Stored records:
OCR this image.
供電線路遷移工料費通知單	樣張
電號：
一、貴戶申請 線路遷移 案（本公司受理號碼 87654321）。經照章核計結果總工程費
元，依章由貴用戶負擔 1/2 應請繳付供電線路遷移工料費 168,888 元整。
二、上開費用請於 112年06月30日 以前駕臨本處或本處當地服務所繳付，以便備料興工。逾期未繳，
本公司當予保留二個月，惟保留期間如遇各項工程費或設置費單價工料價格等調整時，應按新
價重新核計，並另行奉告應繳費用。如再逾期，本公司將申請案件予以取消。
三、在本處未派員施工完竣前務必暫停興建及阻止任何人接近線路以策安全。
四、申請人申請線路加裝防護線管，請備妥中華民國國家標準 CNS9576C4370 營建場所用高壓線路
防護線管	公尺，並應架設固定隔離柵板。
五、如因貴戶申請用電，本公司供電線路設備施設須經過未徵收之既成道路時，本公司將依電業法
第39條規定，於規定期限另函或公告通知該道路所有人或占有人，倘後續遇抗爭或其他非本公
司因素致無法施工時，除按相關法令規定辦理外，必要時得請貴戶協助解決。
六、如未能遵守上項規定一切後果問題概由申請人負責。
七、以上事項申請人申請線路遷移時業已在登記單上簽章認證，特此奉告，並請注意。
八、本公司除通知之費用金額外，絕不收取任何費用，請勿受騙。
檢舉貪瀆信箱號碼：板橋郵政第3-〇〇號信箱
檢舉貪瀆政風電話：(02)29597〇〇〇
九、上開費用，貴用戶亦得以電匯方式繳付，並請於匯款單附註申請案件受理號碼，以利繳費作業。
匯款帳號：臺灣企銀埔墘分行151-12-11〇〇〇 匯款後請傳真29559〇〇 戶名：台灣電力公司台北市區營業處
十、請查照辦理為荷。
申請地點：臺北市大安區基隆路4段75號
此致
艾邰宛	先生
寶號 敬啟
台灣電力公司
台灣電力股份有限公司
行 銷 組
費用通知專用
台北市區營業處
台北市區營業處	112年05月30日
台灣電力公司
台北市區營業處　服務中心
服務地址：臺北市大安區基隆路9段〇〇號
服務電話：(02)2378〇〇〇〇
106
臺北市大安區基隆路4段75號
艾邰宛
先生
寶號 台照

What is being asked: Type out the whole listing above again, exactly as it stands.

Exercise answer:
OCR this image.
供電線路遷移工料費通知單	樣張
電號：
一、貴戶申請 線路遷移 案（本公司受理號碼 87654321）。經照章核計結果總工程費
元，依章由貴用戶負擔 1/2 應請繳付供電線路遷移工料費 168,888 元整。
二、上開費用請於 112年06月30日 以前駕臨本處或本處當地服務所繳付，以便備料興工。逾期未繳，
本公司當予保留二個月，惟保留期間如遇各項工程費或設置費單價工料價格等調整時，應按新
價重新核計，並另行奉告應繳費用。如再逾期，本公司將申請案件予以取消。
三、在本處未派員施工完竣前務必暫停興建及阻止任何人接近線路以策安全。
四、申請人申請線路加裝防護線管，請備妥中華民國國家標準 CNS9576C4370 營建場所用高壓線路
防護線管	公尺，並應架設固定隔離柵板。
五、如因貴戶申請用電，本公司供電線路設備施設須經過未徵收之既成道路時，本公司將依電業法
第39條規定，於規定期限另函或公告通知該道路所有人或占有人，倘後續遇抗爭或其他非本公
司因素致無法施工時，除按相關法令規定辦理外，必要時得請貴戶協助解決。
六、如未能遵守上項規定一切後果問題概由申請人負責。
七、以上事項申請人申請線路遷移時業已在登記單上簽章認證，特此奉告，並請注意。
八、本公司除通知之費用金額外，絕不收取任何費用，請勿受騙。
檢舉貪瀆信箱號碼：板橋郵政第3-〇〇號信箱
檢舉貪瀆政風電話：(02)29597〇〇〇
九、上開費用，貴用戶亦得以電匯方式繳付，並請於匯款單附註申請案件受理號碼，以利繳費作業。
匯款帳號：臺灣企銀埔墘分行151-12-11〇〇〇 匯款後請傳真29559〇〇 戶名：台灣電力公司台北市區營業處
十、請查照辦理為荷。
申請地點：臺北市大安區基隆路4段75號
此致
艾邰宛	先生
寶號 敬啟
台灣電力公司
台灣電力股份有限公司
行 銷 組
費用通知專用
台北市區營業處
台北市區營業處	112年05月30日
台灣電力公司
台北市區營業處　服務中心
服務地址：臺北市大安區基隆路9段〇〇號
服務電話：(02)2378〇〇〇〇
106
臺北市大安區基隆路4段75號
艾邰宛
先生
寶號 台照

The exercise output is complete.